----- Stored records
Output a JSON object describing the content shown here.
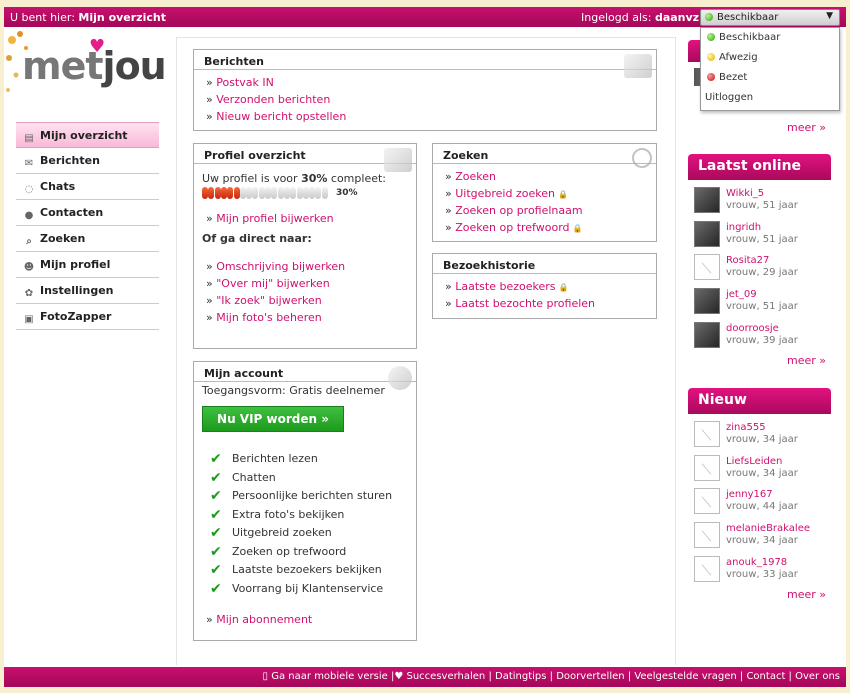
{
  "topbar": {
    "crumb_prefix": "U bent hier:",
    "crumb_current": "Mijn overzicht",
    "login_prefix": "Ingelogd als:",
    "username": "daanvz"
  },
  "status": {
    "selected": "Beschikbaar",
    "options": [
      "Beschikbaar",
      "Afwezig",
      "Bezet"
    ],
    "logout": "Uitloggen"
  },
  "logo": {
    "part1": "met",
    "part2": "jou"
  },
  "nav": [
    {
      "label": "Mijn overzicht",
      "icon": "id-card-icon"
    },
    {
      "label": "Berichten",
      "icon": "envelope-icon"
    },
    {
      "label": "Chats",
      "icon": "chat-bubbles-icon"
    },
    {
      "label": "Contacten",
      "icon": "contacts-icon"
    },
    {
      "label": "Zoeken",
      "icon": "magnifier-icon"
    },
    {
      "label": "Mijn profiel",
      "icon": "user-icon"
    },
    {
      "label": "Instellingen",
      "icon": "gear-icon"
    },
    {
      "label": "FotoZapper",
      "icon": "photo-icon"
    }
  ],
  "berichten": {
    "title": "Berichten",
    "links": [
      "Postvak IN",
      "Verzonden berichten",
      "Nieuw bericht opstellen"
    ]
  },
  "profiel": {
    "title": "Profiel overzicht",
    "complete_pre": "Uw profiel is voor",
    "complete_pct": "30%",
    "complete_post": "compleet:",
    "progress_fraction": 0.3,
    "pct_label": "30%",
    "link_update": "Mijn profiel bijwerken",
    "direct_heading": "Of ga direct naar:",
    "direct_links": [
      "Omschrijving bijwerken",
      "\"Over mij\" bijwerken",
      "\"Ik zoek\" bijwerken",
      "Mijn foto's beheren"
    ]
  },
  "zoeken": {
    "title": "Zoeken",
    "links": [
      {
        "label": "Zoeken",
        "locked": false
      },
      {
        "label": "Uitgebreid zoeken",
        "locked": true
      },
      {
        "label": "Zoeken op profielnaam",
        "locked": false
      },
      {
        "label": "Zoeken op trefwoord",
        "locked": true
      }
    ]
  },
  "historie": {
    "title": "Bezoekhistorie",
    "links": [
      {
        "label": "Laatste bezoekers",
        "locked": true
      },
      {
        "label": "Laatst bezochte profielen",
        "locked": false
      }
    ]
  },
  "account": {
    "title": "Mijn account",
    "access_label": "Toegangsvorm: Gratis deelnemer",
    "vip_button": "Nu VIP worden »",
    "features": [
      "Berichten lezen",
      "Chatten",
      "Persoonlijke berichten sturen",
      "Extra foto's bekijken",
      "Uitgebreid zoeken",
      "Zoeken op trefwoord",
      "Laatste bezoekers bekijken",
      "Voorrang bij Klantenservice"
    ],
    "subscription_link": "Mijn abonnement"
  },
  "right": {
    "meer": "meer »",
    "online_title": "Laatst online",
    "online": [
      {
        "name": "Wikki_5",
        "info": "vrouw, 51 jaar",
        "photo": true
      },
      {
        "name": "ingridh",
        "info": "vrouw, 51 jaar",
        "photo": true
      },
      {
        "name": "Rosita27",
        "info": "vrouw, 29 jaar",
        "photo": false
      },
      {
        "name": "jet_09",
        "info": "vrouw, 51 jaar",
        "photo": true
      },
      {
        "name": "doorroosje",
        "info": "vrouw, 39 jaar",
        "photo": true
      }
    ],
    "new_title": "Nieuw",
    "new": [
      {
        "name": "zina555",
        "info": "vrouw, 34 jaar"
      },
      {
        "name": "LiefsLeiden",
        "info": "vrouw, 34 jaar"
      },
      {
        "name": "jenny167",
        "info": "vrouw, 44 jaar"
      },
      {
        "name": "melanieBrakalee",
        "info": "vrouw, 34 jaar"
      },
      {
        "name": "anouk_1978",
        "info": "vrouw, 33 jaar"
      }
    ]
  },
  "footer": {
    "links": [
      "Ga naar mobiele versie",
      "Succesverhalen",
      "Datingtips",
      "Doorvertellen",
      "Veelgestelde vragen",
      "Contact",
      "Over ons"
    ]
  }
}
----------
Brief
From the listing, copy every line where the string "trefwoord" appears.

Written solution
        "label": "Zoeken op trefwoord",
      "Zoeken op trefwoord",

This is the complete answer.